> [Goal]: Count every line in the data below where "SRMTID" occurs, then state that number and nothing more.
### Task inputs
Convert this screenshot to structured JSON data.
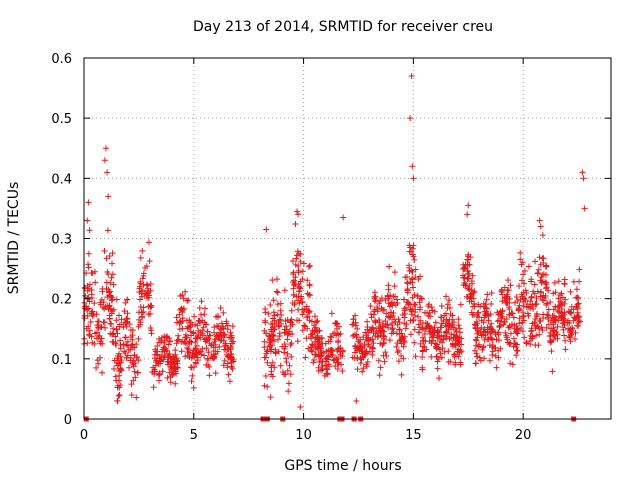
{
  "chart_data": {
    "type": "scatter",
    "title": "Day 213 of 2014, SRMTID for receiver creu",
    "xlabel": "GPS time / hours",
    "ylabel": "SRMTID / TECUs",
    "xlim": [
      0,
      24
    ],
    "ylim": [
      0,
      0.6
    ],
    "x_ticks": [
      0,
      5,
      10,
      15,
      20
    ],
    "x_tick_labels": [
      "0",
      "5",
      "10",
      "15",
      "20"
    ],
    "y_ticks": [
      0,
      0.1,
      0.2,
      0.3,
      0.4,
      0.5,
      0.6
    ],
    "y_tick_labels": [
      "0",
      "0.1",
      "0.2",
      "0.3",
      "0.4",
      "0.5",
      "0.6"
    ],
    "grid": true,
    "marker": "+",
    "marker_color": "#e41a1c",
    "segments": [
      {
        "t0": 0.0,
        "t1": 1.5,
        "base": 0.17,
        "spread": 0.08
      },
      {
        "t0": 1.5,
        "t1": 2.5,
        "base": 0.12,
        "spread": 0.06
      },
      {
        "t0": 2.5,
        "t1": 3.1,
        "base": 0.2,
        "spread": 0.06
      },
      {
        "t0": 3.1,
        "t1": 4.2,
        "base": 0.1,
        "spread": 0.035
      },
      {
        "t0": 4.2,
        "t1": 5.0,
        "base": 0.14,
        "spread": 0.05
      },
      {
        "t0": 5.0,
        "t1": 6.8,
        "base": 0.13,
        "spread": 0.045
      },
      {
        "t0": 8.2,
        "t1": 9.5,
        "base": 0.14,
        "spread": 0.06
      },
      {
        "t0": 9.5,
        "t1": 10.3,
        "base": 0.2,
        "spread": 0.07
      },
      {
        "t0": 10.3,
        "t1": 11.8,
        "base": 0.12,
        "spread": 0.035
      },
      {
        "t0": 12.2,
        "t1": 13.2,
        "base": 0.12,
        "spread": 0.04
      },
      {
        "t0": 13.2,
        "t1": 14.6,
        "base": 0.16,
        "spread": 0.05
      },
      {
        "t0": 14.6,
        "t1": 15.4,
        "base": 0.2,
        "spread": 0.07
      },
      {
        "t0": 15.4,
        "t1": 17.2,
        "base": 0.14,
        "spread": 0.045
      },
      {
        "t0": 17.2,
        "t1": 17.8,
        "base": 0.22,
        "spread": 0.04
      },
      {
        "t0": 17.8,
        "t1": 19.0,
        "base": 0.15,
        "spread": 0.045
      },
      {
        "t0": 19.0,
        "t1": 20.2,
        "base": 0.17,
        "spread": 0.06
      },
      {
        "t0": 20.2,
        "t1": 21.2,
        "base": 0.2,
        "spread": 0.07
      },
      {
        "t0": 21.2,
        "t1": 22.6,
        "base": 0.17,
        "spread": 0.055
      }
    ],
    "highlights": [
      {
        "x": 14.92,
        "y": 0.57
      },
      {
        "x": 14.85,
        "y": 0.5
      },
      {
        "x": 14.95,
        "y": 0.42
      },
      {
        "x": 15.0,
        "y": 0.4
      },
      {
        "x": 1.0,
        "y": 0.45
      },
      {
        "x": 0.95,
        "y": 0.43
      },
      {
        "x": 1.05,
        "y": 0.41
      },
      {
        "x": 0.2,
        "y": 0.36
      },
      {
        "x": 0.15,
        "y": 0.33
      },
      {
        "x": 1.1,
        "y": 0.37
      },
      {
        "x": 22.7,
        "y": 0.41
      },
      {
        "x": 22.75,
        "y": 0.4
      },
      {
        "x": 22.8,
        "y": 0.35
      },
      {
        "x": 11.8,
        "y": 0.335
      },
      {
        "x": 9.7,
        "y": 0.345
      },
      {
        "x": 9.75,
        "y": 0.34
      },
      {
        "x": 8.3,
        "y": 0.315
      },
      {
        "x": 17.5,
        "y": 0.355
      },
      {
        "x": 17.45,
        "y": 0.34
      },
      {
        "x": 20.75,
        "y": 0.33
      },
      {
        "x": 20.8,
        "y": 0.32
      },
      {
        "x": 9.85,
        "y": 0.02
      },
      {
        "x": 12.4,
        "y": 0.03
      }
    ],
    "zero_points": [
      0.1,
      8.15,
      8.25,
      8.35,
      9.05,
      11.65,
      11.75,
      12.3,
      12.6,
      22.3
    ]
  }
}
######
> [Task answer]: 2